>> start Material for this task

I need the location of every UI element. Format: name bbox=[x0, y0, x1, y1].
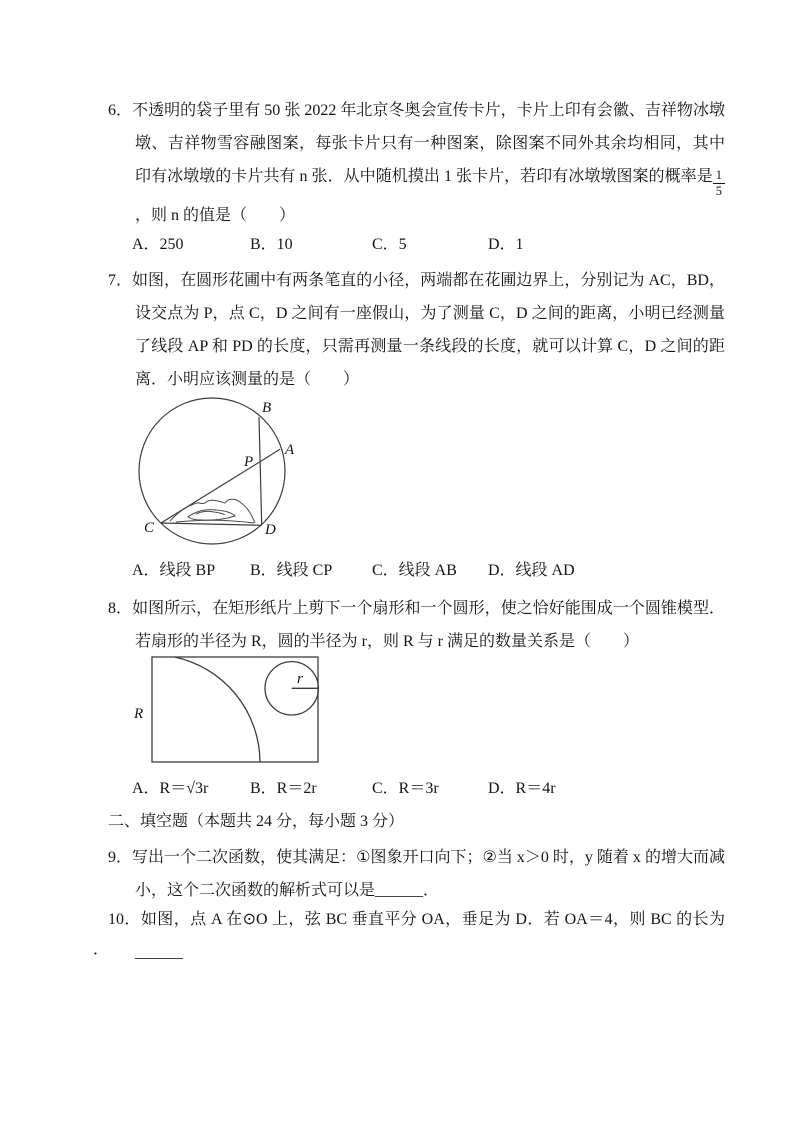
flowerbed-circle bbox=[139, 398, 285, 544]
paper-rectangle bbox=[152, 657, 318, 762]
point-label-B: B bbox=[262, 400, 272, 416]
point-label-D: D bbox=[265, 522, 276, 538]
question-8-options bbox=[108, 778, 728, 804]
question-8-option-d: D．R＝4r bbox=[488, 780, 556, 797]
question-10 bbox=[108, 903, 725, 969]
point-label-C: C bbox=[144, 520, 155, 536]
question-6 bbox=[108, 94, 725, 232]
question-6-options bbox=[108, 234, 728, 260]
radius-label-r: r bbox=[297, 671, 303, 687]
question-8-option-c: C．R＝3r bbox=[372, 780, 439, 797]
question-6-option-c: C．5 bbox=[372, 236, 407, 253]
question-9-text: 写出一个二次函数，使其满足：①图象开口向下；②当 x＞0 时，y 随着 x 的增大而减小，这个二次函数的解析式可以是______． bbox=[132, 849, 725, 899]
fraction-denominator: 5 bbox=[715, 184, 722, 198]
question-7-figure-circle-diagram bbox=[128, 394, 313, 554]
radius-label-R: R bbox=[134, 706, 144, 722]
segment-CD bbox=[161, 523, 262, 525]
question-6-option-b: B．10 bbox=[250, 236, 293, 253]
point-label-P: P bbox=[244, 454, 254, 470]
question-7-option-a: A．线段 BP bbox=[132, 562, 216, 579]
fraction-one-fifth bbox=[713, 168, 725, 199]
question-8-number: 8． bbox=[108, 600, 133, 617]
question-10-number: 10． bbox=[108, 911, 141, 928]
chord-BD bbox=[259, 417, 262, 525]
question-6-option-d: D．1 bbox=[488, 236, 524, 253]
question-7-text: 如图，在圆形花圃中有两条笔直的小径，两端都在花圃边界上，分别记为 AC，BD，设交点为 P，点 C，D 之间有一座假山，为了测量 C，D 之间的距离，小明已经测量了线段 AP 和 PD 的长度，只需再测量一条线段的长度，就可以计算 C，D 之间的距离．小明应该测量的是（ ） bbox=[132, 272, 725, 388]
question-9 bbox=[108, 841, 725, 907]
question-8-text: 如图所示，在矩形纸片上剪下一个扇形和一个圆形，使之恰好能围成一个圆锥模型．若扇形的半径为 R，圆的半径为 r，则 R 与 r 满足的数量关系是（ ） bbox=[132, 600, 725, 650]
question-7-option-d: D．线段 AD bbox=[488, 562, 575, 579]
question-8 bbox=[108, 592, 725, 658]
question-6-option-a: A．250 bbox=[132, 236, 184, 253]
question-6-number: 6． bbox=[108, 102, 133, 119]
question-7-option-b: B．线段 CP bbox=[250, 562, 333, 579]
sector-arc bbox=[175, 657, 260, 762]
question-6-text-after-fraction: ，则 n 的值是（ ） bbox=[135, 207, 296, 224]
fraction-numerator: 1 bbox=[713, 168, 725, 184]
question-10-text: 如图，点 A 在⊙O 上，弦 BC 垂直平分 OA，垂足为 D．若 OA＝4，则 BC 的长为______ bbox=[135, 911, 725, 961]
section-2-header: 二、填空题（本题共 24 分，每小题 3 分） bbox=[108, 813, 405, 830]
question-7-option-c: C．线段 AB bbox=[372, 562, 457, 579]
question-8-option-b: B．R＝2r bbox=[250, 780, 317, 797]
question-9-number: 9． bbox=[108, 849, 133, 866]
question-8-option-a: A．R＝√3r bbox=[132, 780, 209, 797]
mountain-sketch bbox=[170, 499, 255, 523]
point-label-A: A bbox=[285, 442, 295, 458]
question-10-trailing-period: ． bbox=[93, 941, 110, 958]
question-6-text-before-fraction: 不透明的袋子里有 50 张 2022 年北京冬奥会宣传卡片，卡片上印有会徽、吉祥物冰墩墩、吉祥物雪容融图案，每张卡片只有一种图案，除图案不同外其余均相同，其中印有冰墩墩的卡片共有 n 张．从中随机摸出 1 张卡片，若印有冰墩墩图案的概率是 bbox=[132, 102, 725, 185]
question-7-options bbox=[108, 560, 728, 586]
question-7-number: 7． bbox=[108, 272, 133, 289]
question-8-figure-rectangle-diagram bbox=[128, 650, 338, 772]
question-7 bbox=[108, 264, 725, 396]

>> end Material for this task

• **Goal of the exercise**
Render every row above as a numbered list, omitting any blank lines and leaving the pictures out of the answer.

• **Answer below**
1. I need the location of every UI element. Format: name bbox=[x0, y0, x1, y1].
2. flowerbed-circle bbox=[139, 398, 285, 544]
3. paper-rectangle bbox=[152, 657, 318, 762]
4. point-label-B: B bbox=[262, 400, 272, 416]
5. point-label-D: D bbox=[265, 522, 276, 538]
6. question-8-options bbox=[108, 778, 728, 804]
7. question-8-option-d: D．R＝4r bbox=[488, 780, 556, 797]
8. question-10 bbox=[108, 903, 725, 969]
9. point-label-C: C bbox=[144, 520, 155, 536]
10. question-6 bbox=[108, 94, 725, 232]
11. question-6-options bbox=[108, 234, 728, 260]
12. radius-label-r: r bbox=[297, 671, 303, 687]
13. question-8-option-c: C．R＝3r bbox=[372, 780, 439, 797]
14. question-6-option-c: C．5 bbox=[372, 236, 407, 253]
15. question-9-text: 写出一个二次函数，使其满足：①图象开口向下；②当 x＞0 时，y 随着 x 的增大而减小，这个二次函数的解析式可以是______． bbox=[132, 849, 725, 899]
16. fraction-denominator: 5 bbox=[715, 184, 722, 198]
17. question-7-figure-circle-diagram bbox=[128, 394, 313, 554]
18. radius-label-R: R bbox=[134, 706, 144, 722]
19. segment-CD bbox=[161, 523, 262, 525]
20. question-6-option-b: B．10 bbox=[250, 236, 293, 253]
21. point-label-P: P bbox=[244, 454, 254, 470]
22. question-7-option-a: A．线段 BP bbox=[132, 562, 216, 579]
23. fraction-one-fifth bbox=[713, 168, 725, 199]
24. question-8-number: 8． bbox=[108, 600, 133, 617]
25. question-10-number: 10． bbox=[108, 911, 141, 928]
26. chord-BD bbox=[259, 417, 262, 525]
27. question-6-option-d: D．1 bbox=[488, 236, 524, 253]
28. question-7-text: 如图，在圆形花圃中有两条笔直的小径，两端都在花圃边界上，分别记为 AC，BD，设交点为 P，点 C，D 之间有一座假山，为了测量 C，D 之间的距离，小明已经测量了线段 AP 和 PD 的长度，只需再测量一条线段的长度，就可以计算 C，D 之间的距离．小明应该测量的是（ ） bbox=[132, 272, 725, 388]
29. question-9 bbox=[108, 841, 725, 907]
30. question-8-text: 如图所示，在矩形纸片上剪下一个扇形和一个圆形，使之恰好能围成一个圆锥模型．若扇形的半径为 R，圆的半径为 r，则 R 与 r 满足的数量关系是（ ） bbox=[132, 600, 725, 650]
31. question-7-option-d: D．线段 AD bbox=[488, 562, 575, 579]
32. question-8 bbox=[108, 592, 725, 658]
33. question-6-option-a: A．250 bbox=[132, 236, 184, 253]
34. question-6-number: 6． bbox=[108, 102, 133, 119]
35. question-7-option-b: B．线段 CP bbox=[250, 562, 333, 579]
36. sector-arc bbox=[175, 657, 260, 762]
37. question-6-text-after-fraction: ，则 n 的值是（ ） bbox=[135, 207, 296, 224]
38. fraction-numerator: 1 bbox=[713, 168, 725, 184]
39. question-10-text: 如图，点 A 在⊙O 上，弦 BC 垂直平分 OA，垂足为 D．若 OA＝4，则 BC 的长为______ bbox=[135, 911, 725, 961]
40. section-2-header: 二、填空题（本题共 24 分，每小题 3 分） bbox=[108, 813, 405, 830]
41. question-7-option-c: C．线段 AB bbox=[372, 562, 457, 579]
42. question-8-option-b: B．R＝2r bbox=[250, 780, 317, 797]
43. question-9-number: 9． bbox=[108, 849, 133, 866]
44. question-8-option-a: A．R＝√3r bbox=[132, 780, 209, 797]
45. mountain-sketch bbox=[170, 499, 255, 523]
46. point-label-A: A bbox=[285, 442, 295, 458]
47. question-10-trailing-period: ． bbox=[93, 941, 110, 958]
48. question-6-text-before-fraction: 不透明的袋子里有 50 张 2022 年北京冬奥会宣传卡片，卡片上印有会徽、吉祥物冰墩墩、吉祥物雪容融图案，每张卡片只有一种图案，除图案不同外其余均相同，其中印有冰墩墩的卡片共有 n 张．从中随机摸出 1 张卡片，若印有冰墩墩图案的概率是 bbox=[132, 102, 725, 185]
49. question-7-options bbox=[108, 560, 728, 586]
50. question-7-number: 7． bbox=[108, 272, 133, 289]
51. question-8-figure-rectangle-diagram bbox=[128, 650, 338, 772]
52. question-7 bbox=[108, 264, 725, 396]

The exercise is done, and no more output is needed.